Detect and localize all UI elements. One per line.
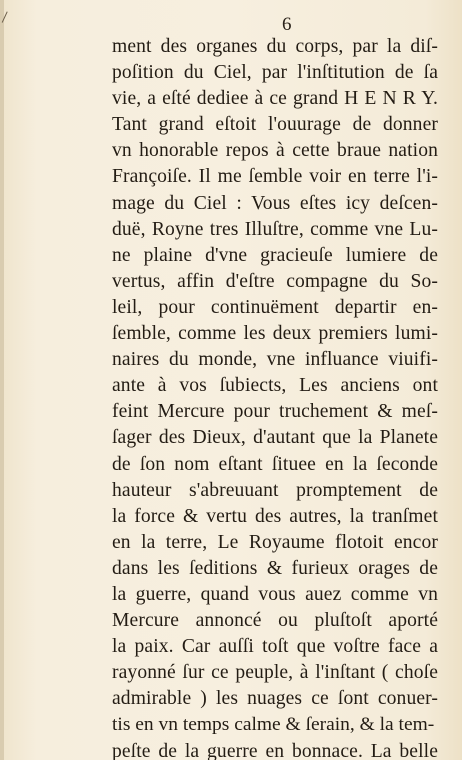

● ● ● ● ● ● ●

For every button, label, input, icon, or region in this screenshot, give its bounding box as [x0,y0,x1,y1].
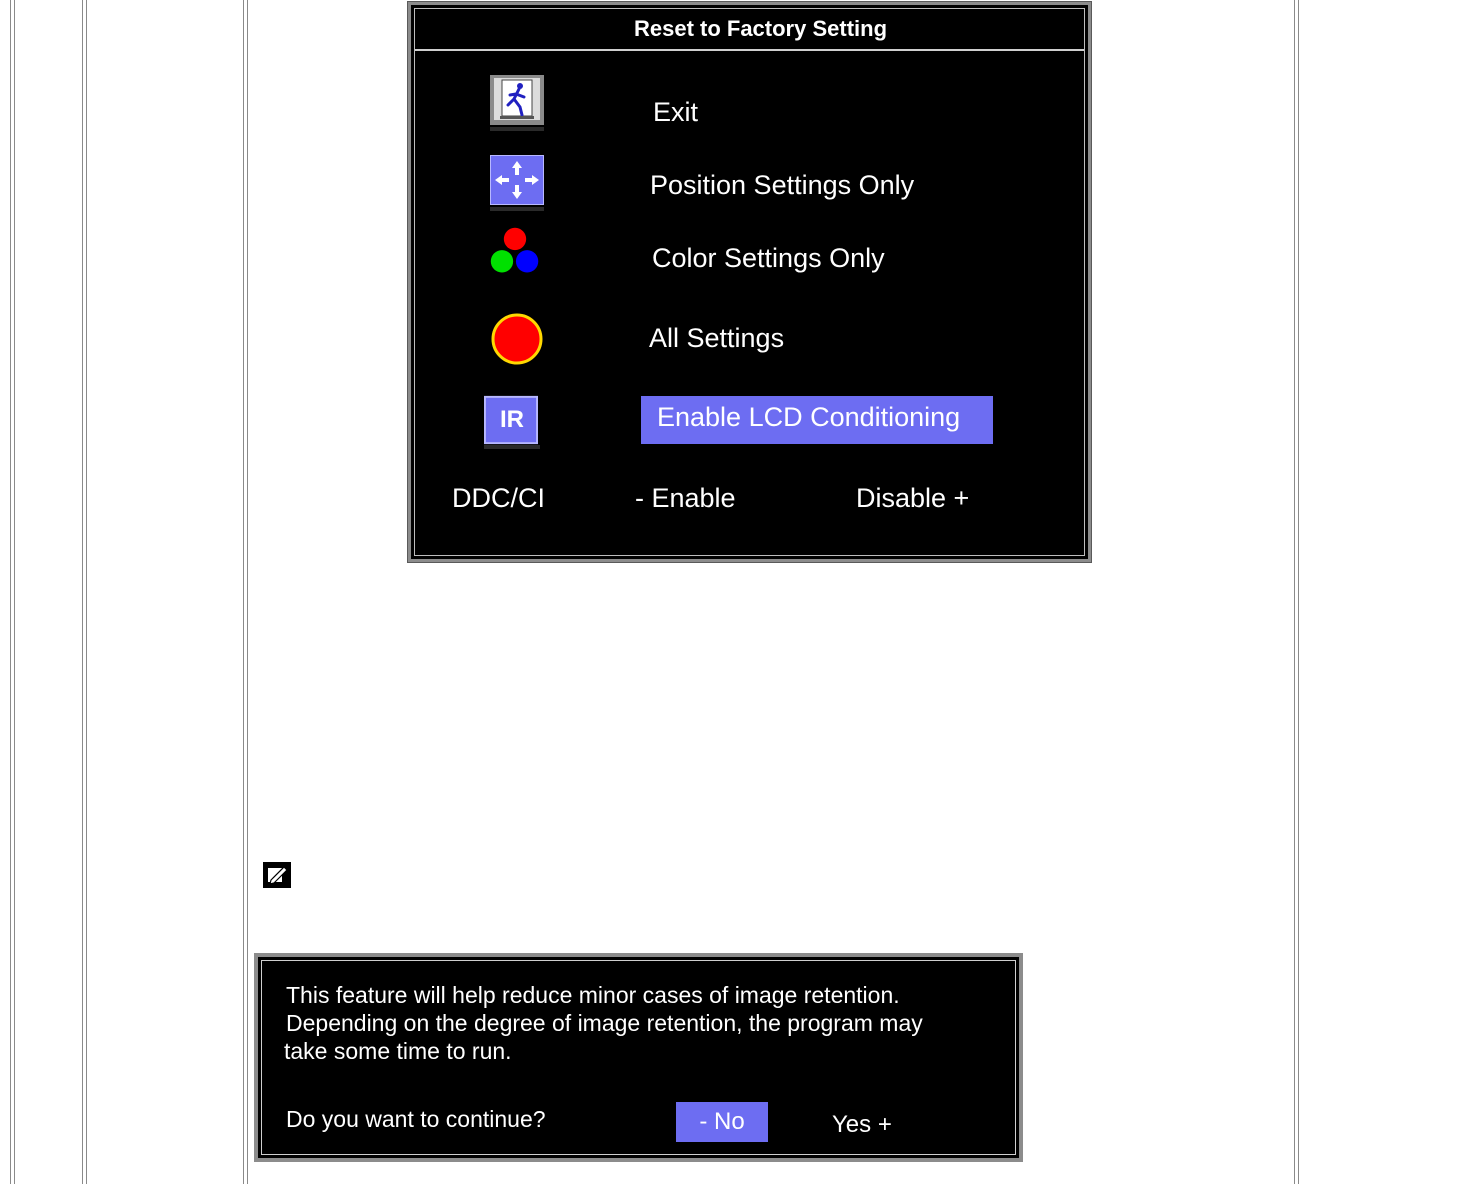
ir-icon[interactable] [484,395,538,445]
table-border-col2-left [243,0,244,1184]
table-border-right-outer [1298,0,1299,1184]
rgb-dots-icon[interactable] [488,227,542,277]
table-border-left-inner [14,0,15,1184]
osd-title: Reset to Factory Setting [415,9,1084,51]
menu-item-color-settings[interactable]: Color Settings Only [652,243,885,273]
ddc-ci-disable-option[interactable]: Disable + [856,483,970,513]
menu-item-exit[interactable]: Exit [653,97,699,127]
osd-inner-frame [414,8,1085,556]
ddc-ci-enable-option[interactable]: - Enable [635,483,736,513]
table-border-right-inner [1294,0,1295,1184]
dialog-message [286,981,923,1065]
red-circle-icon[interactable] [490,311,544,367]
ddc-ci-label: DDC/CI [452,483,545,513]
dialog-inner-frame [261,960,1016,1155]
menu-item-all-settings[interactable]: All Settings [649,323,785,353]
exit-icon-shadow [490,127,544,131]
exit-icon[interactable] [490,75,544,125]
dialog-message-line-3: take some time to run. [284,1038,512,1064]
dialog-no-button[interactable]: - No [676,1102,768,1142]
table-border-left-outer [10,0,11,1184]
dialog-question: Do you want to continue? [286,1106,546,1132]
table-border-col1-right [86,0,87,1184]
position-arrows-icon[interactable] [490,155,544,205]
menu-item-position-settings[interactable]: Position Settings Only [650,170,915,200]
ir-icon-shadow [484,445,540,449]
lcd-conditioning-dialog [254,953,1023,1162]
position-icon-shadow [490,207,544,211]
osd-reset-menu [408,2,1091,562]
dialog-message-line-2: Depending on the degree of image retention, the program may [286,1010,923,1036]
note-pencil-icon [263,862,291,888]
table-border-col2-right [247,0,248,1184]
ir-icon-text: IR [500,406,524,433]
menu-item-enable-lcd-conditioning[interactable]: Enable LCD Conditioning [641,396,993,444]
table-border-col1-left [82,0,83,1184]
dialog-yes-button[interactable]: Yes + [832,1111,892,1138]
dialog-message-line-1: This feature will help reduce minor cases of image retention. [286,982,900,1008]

● ● ● ● ● ● ●

> _PROBLEM TO WORK ON_
Rewrite the lines from the line with "For every button, label, input, icon, or" to the line with "osd-title: Reset to", renaming "screenshot" as "screen capture" and keeping everything else the same. Leave the pictures out of your answer.

> _REPLY TO THE EXERCISE_
For every button, label, input, icon, or region in this screen capture, give its bounding box as [x0,y0,x1,y1].
ir-icon[interactable] [484,395,538,445]
table-border-col2-left [243,0,244,1184]
table-border-right-outer [1298,0,1299,1184]
rgb-dots-icon[interactable] [488,227,542,277]
table-border-left-inner [14,0,15,1184]
osd-title: Reset to Factory Setting [415,9,1084,51]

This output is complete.